• [SHORT EXERCISE]: Return the data exactly, with all pictures removed.

## Begin ENTRIES SHOWN

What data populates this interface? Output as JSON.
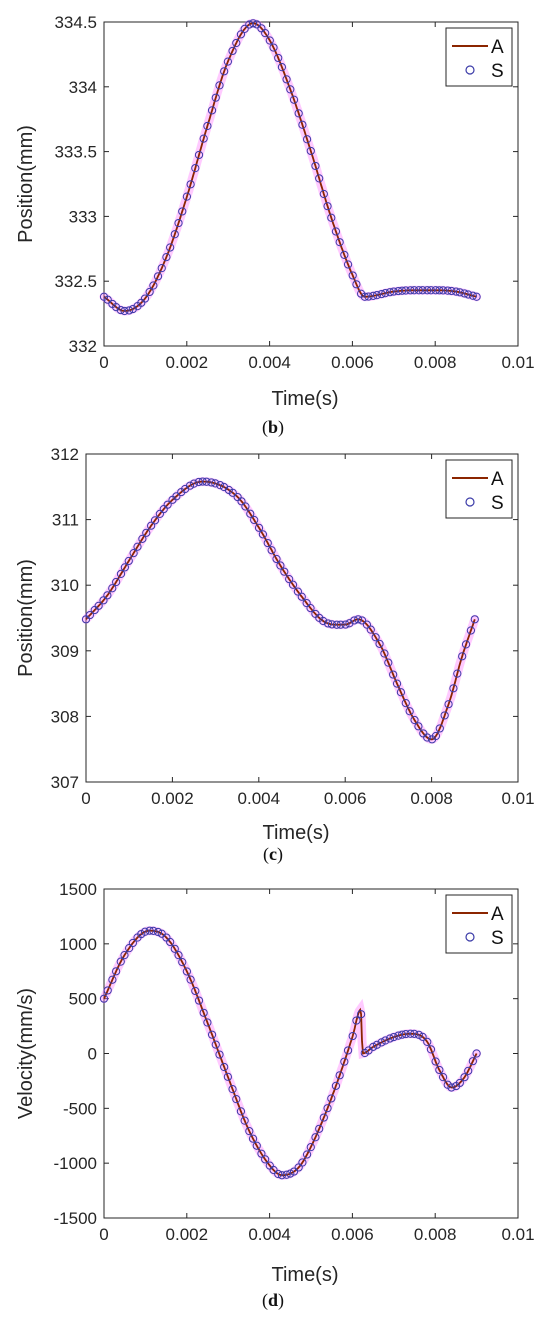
{
  "chart_data": [
    {
      "type": "line",
      "panel_label": "b",
      "xlabel": "Time(s)",
      "ylabel": "Position(mm)",
      "xlim": [
        0,
        0.01
      ],
      "ylim": [
        332,
        334.5
      ],
      "x_ticks": [
        "0",
        "0.002",
        "0.004",
        "0.006",
        "0.008",
        "0.01"
      ],
      "y_ticks": [
        "332",
        "332.5",
        "333",
        "333.5",
        "334",
        "334.5"
      ],
      "legend": {
        "position": "top-right",
        "entries": [
          "A",
          "S"
        ]
      },
      "colors": {
        "A": "#8B2500",
        "S": "#3b3ba8",
        "halo": "#ff66ff"
      },
      "series": [
        {
          "name": "A",
          "style": "line",
          "x": [
            0,
            0.0005,
            0.001,
            0.0015,
            0.002,
            0.0025,
            0.003,
            0.0036,
            0.004,
            0.0045,
            0.005,
            0.0055,
            0.006,
            0.0063,
            0.007,
            0.0075,
            0.008,
            0.0085,
            0.009
          ],
          "y": [
            332.38,
            332.27,
            332.37,
            332.68,
            333.15,
            333.7,
            334.2,
            334.49,
            334.36,
            333.98,
            333.5,
            332.98,
            332.55,
            332.38,
            332.42,
            332.43,
            332.43,
            332.42,
            332.38
          ]
        },
        {
          "name": "S",
          "style": "markers",
          "x": [
            0,
            0.0005,
            0.001,
            0.0015,
            0.002,
            0.0025,
            0.003,
            0.0036,
            0.004,
            0.0045,
            0.005,
            0.0055,
            0.006,
            0.0063,
            0.007,
            0.0075,
            0.008,
            0.0085,
            0.009
          ],
          "y": [
            332.38,
            332.27,
            332.37,
            332.68,
            333.15,
            333.7,
            334.2,
            334.49,
            334.36,
            333.98,
            333.5,
            332.98,
            332.55,
            332.38,
            332.42,
            332.43,
            332.43,
            332.42,
            332.38
          ]
        }
      ]
    },
    {
      "type": "line",
      "panel_label": "c",
      "xlabel": "Time(s)",
      "ylabel": "Position(mm)",
      "xlim": [
        0,
        0.01
      ],
      "ylim": [
        307,
        312
      ],
      "x_ticks": [
        "0",
        "0.002",
        "0.004",
        "0.006",
        "0.008",
        "0.01"
      ],
      "y_ticks": [
        "307",
        "308",
        "309",
        "310",
        "311",
        "312"
      ],
      "legend": {
        "position": "top-right",
        "entries": [
          "A",
          "S"
        ]
      },
      "colors": {
        "A": "#8B2500",
        "S": "#3b3ba8",
        "halo": "#ff66ff"
      },
      "series": [
        {
          "name": "A",
          "style": "line",
          "x": [
            0,
            0.0005,
            0.001,
            0.0015,
            0.002,
            0.0027,
            0.0035,
            0.004,
            0.0045,
            0.005,
            0.0055,
            0.006,
            0.0063,
            0.0068,
            0.0072,
            0.0076,
            0.008,
            0.0084,
            0.0087,
            0.009
          ],
          "y": [
            309.48,
            309.85,
            310.38,
            310.9,
            311.3,
            311.58,
            311.35,
            310.88,
            310.3,
            309.82,
            309.45,
            309.4,
            309.48,
            309.1,
            308.5,
            307.95,
            307.65,
            308.2,
            308.9,
            309.48
          ]
        },
        {
          "name": "S",
          "style": "markers",
          "x": [
            0,
            0.0005,
            0.001,
            0.0015,
            0.002,
            0.0027,
            0.0035,
            0.004,
            0.0045,
            0.005,
            0.0055,
            0.006,
            0.0063,
            0.0068,
            0.0072,
            0.0076,
            0.008,
            0.0084,
            0.0087,
            0.009
          ],
          "y": [
            309.48,
            309.85,
            310.38,
            310.9,
            311.3,
            311.58,
            311.35,
            310.88,
            310.3,
            309.82,
            309.45,
            309.4,
            309.48,
            309.1,
            308.5,
            307.95,
            307.65,
            308.2,
            308.9,
            309.48
          ]
        }
      ]
    },
    {
      "type": "line",
      "panel_label": "d",
      "xlabel": "Time(s)",
      "ylabel": "Velocity(mm/s)",
      "xlim": [
        0,
        0.01
      ],
      "ylim": [
        -1500,
        1500
      ],
      "x_ticks": [
        "0",
        "0.002",
        "0.004",
        "0.006",
        "0.008",
        "0.01"
      ],
      "y_ticks": [
        "-1500",
        "-1000",
        "-500",
        "0",
        "500",
        "1000",
        "1500"
      ],
      "legend": {
        "position": "top-right",
        "entries": [
          "A",
          "S"
        ]
      },
      "colors": {
        "A": "#8B2500",
        "S": "#3b3ba8",
        "halo": "#ff66ff"
      },
      "series": [
        {
          "name": "A",
          "style": "line",
          "x": [
            0,
            0.0005,
            0.0011,
            0.0015,
            0.002,
            0.0025,
            0.003,
            0.0035,
            0.004,
            0.0043,
            0.0047,
            0.005,
            0.0055,
            0.006,
            0.0062,
            0.00625,
            0.0065,
            0.007,
            0.0074,
            0.0078,
            0.0081,
            0.0084,
            0.0087,
            0.009
          ],
          "y": [
            500,
            900,
            1120,
            1060,
            750,
            280,
            -220,
            -700,
            -1020,
            -1110,
            -1040,
            -850,
            -400,
            150,
            400,
            0,
            60,
            150,
            180,
            110,
            -150,
            -310,
            -220,
            0
          ]
        },
        {
          "name": "S",
          "style": "markers",
          "x": [
            0,
            0.0005,
            0.0011,
            0.0015,
            0.002,
            0.0025,
            0.003,
            0.0035,
            0.004,
            0.0043,
            0.0047,
            0.005,
            0.0055,
            0.006,
            0.0062,
            0.00625,
            0.0065,
            0.007,
            0.0074,
            0.0078,
            0.0081,
            0.0084,
            0.0087,
            0.009
          ],
          "y": [
            500,
            900,
            1120,
            1060,
            750,
            280,
            -220,
            -700,
            -1020,
            -1110,
            -1040,
            -850,
            -400,
            150,
            400,
            0,
            60,
            150,
            180,
            110,
            -150,
            -310,
            -220,
            0
          ]
        }
      ]
    }
  ]
}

## End ENTRIES SHOWN

• [FULL ANSWER]:
What data populates this interface? Output as JSON.
{
  "chart_data": [
    {
      "type": "line",
      "panel_label": "b",
      "xlabel": "Time(s)",
      "ylabel": "Position(mm)",
      "xlim": [
        0,
        0.01
      ],
      "ylim": [
        332,
        334.5
      ],
      "x_ticks": [
        "0",
        "0.002",
        "0.004",
        "0.006",
        "0.008",
        "0.01"
      ],
      "y_ticks": [
        "332",
        "332.5",
        "333",
        "333.5",
        "334",
        "334.5"
      ],
      "legend": {
        "position": "top-right",
        "entries": [
          "A",
          "S"
        ]
      },
      "colors": {
        "A": "#8B2500",
        "S": "#3b3ba8",
        "halo": "#ff66ff"
      },
      "series": [
        {
          "name": "A",
          "style": "line",
          "x": [
            0,
            0.0005,
            0.001,
            0.0015,
            0.002,
            0.0025,
            0.003,
            0.0036,
            0.004,
            0.0045,
            0.005,
            0.0055,
            0.006,
            0.0063,
            0.007,
            0.0075,
            0.008,
            0.0085,
            0.009
          ],
          "y": [
            332.38,
            332.27,
            332.37,
            332.68,
            333.15,
            333.7,
            334.2,
            334.49,
            334.36,
            333.98,
            333.5,
            332.98,
            332.55,
            332.38,
            332.42,
            332.43,
            332.43,
            332.42,
            332.38
          ]
        },
        {
          "name": "S",
          "style": "markers",
          "x": [
            0,
            0.0005,
            0.001,
            0.0015,
            0.002,
            0.0025,
            0.003,
            0.0036,
            0.004,
            0.0045,
            0.005,
            0.0055,
            0.006,
            0.0063,
            0.007,
            0.0075,
            0.008,
            0.0085,
            0.009
          ],
          "y": [
            332.38,
            332.27,
            332.37,
            332.68,
            333.15,
            333.7,
            334.2,
            334.49,
            334.36,
            333.98,
            333.5,
            332.98,
            332.55,
            332.38,
            332.42,
            332.43,
            332.43,
            332.42,
            332.38
          ]
        }
      ]
    },
    {
      "type": "line",
      "panel_label": "c",
      "xlabel": "Time(s)",
      "ylabel": "Position(mm)",
      "xlim": [
        0,
        0.01
      ],
      "ylim": [
        307,
        312
      ],
      "x_ticks": [
        "0",
        "0.002",
        "0.004",
        "0.006",
        "0.008",
        "0.01"
      ],
      "y_ticks": [
        "307",
        "308",
        "309",
        "310",
        "311",
        "312"
      ],
      "legend": {
        "position": "top-right",
        "entries": [
          "A",
          "S"
        ]
      },
      "colors": {
        "A": "#8B2500",
        "S": "#3b3ba8",
        "halo": "#ff66ff"
      },
      "series": [
        {
          "name": "A",
          "style": "line",
          "x": [
            0,
            0.0005,
            0.001,
            0.0015,
            0.002,
            0.0027,
            0.0035,
            0.004,
            0.0045,
            0.005,
            0.0055,
            0.006,
            0.0063,
            0.0068,
            0.0072,
            0.0076,
            0.008,
            0.0084,
            0.0087,
            0.009
          ],
          "y": [
            309.48,
            309.85,
            310.38,
            310.9,
            311.3,
            311.58,
            311.35,
            310.88,
            310.3,
            309.82,
            309.45,
            309.4,
            309.48,
            309.1,
            308.5,
            307.95,
            307.65,
            308.2,
            308.9,
            309.48
          ]
        },
        {
          "name": "S",
          "style": "markers",
          "x": [
            0,
            0.0005,
            0.001,
            0.0015,
            0.002,
            0.0027,
            0.0035,
            0.004,
            0.0045,
            0.005,
            0.0055,
            0.006,
            0.0063,
            0.0068,
            0.0072,
            0.0076,
            0.008,
            0.0084,
            0.0087,
            0.009
          ],
          "y": [
            309.48,
            309.85,
            310.38,
            310.9,
            311.3,
            311.58,
            311.35,
            310.88,
            310.3,
            309.82,
            309.45,
            309.4,
            309.48,
            309.1,
            308.5,
            307.95,
            307.65,
            308.2,
            308.9,
            309.48
          ]
        }
      ]
    },
    {
      "type": "line",
      "panel_label": "d",
      "xlabel": "Time(s)",
      "ylabel": "Velocity(mm/s)",
      "xlim": [
        0,
        0.01
      ],
      "ylim": [
        -1500,
        1500
      ],
      "x_ticks": [
        "0",
        "0.002",
        "0.004",
        "0.006",
        "0.008",
        "0.01"
      ],
      "y_ticks": [
        "-1500",
        "-1000",
        "-500",
        "0",
        "500",
        "1000",
        "1500"
      ],
      "legend": {
        "position": "top-right",
        "entries": [
          "A",
          "S"
        ]
      },
      "colors": {
        "A": "#8B2500",
        "S": "#3b3ba8",
        "halo": "#ff66ff"
      },
      "series": [
        {
          "name": "A",
          "style": "line",
          "x": [
            0,
            0.0005,
            0.0011,
            0.0015,
            0.002,
            0.0025,
            0.003,
            0.0035,
            0.004,
            0.0043,
            0.0047,
            0.005,
            0.0055,
            0.006,
            0.0062,
            0.00625,
            0.0065,
            0.007,
            0.0074,
            0.0078,
            0.0081,
            0.0084,
            0.0087,
            0.009
          ],
          "y": [
            500,
            900,
            1120,
            1060,
            750,
            280,
            -220,
            -700,
            -1020,
            -1110,
            -1040,
            -850,
            -400,
            150,
            400,
            0,
            60,
            150,
            180,
            110,
            -150,
            -310,
            -220,
            0
          ]
        },
        {
          "name": "S",
          "style": "markers",
          "x": [
            0,
            0.0005,
            0.0011,
            0.0015,
            0.002,
            0.0025,
            0.003,
            0.0035,
            0.004,
            0.0043,
            0.0047,
            0.005,
            0.0055,
            0.006,
            0.0062,
            0.00625,
            0.0065,
            0.007,
            0.0074,
            0.0078,
            0.0081,
            0.0084,
            0.0087,
            0.009
          ],
          "y": [
            500,
            900,
            1120,
            1060,
            750,
            280,
            -220,
            -700,
            -1020,
            -1110,
            -1040,
            -850,
            -400,
            150,
            400,
            0,
            60,
            150,
            180,
            110,
            -150,
            -310,
            -220,
            0
          ]
        }
      ]
    }
  ]
}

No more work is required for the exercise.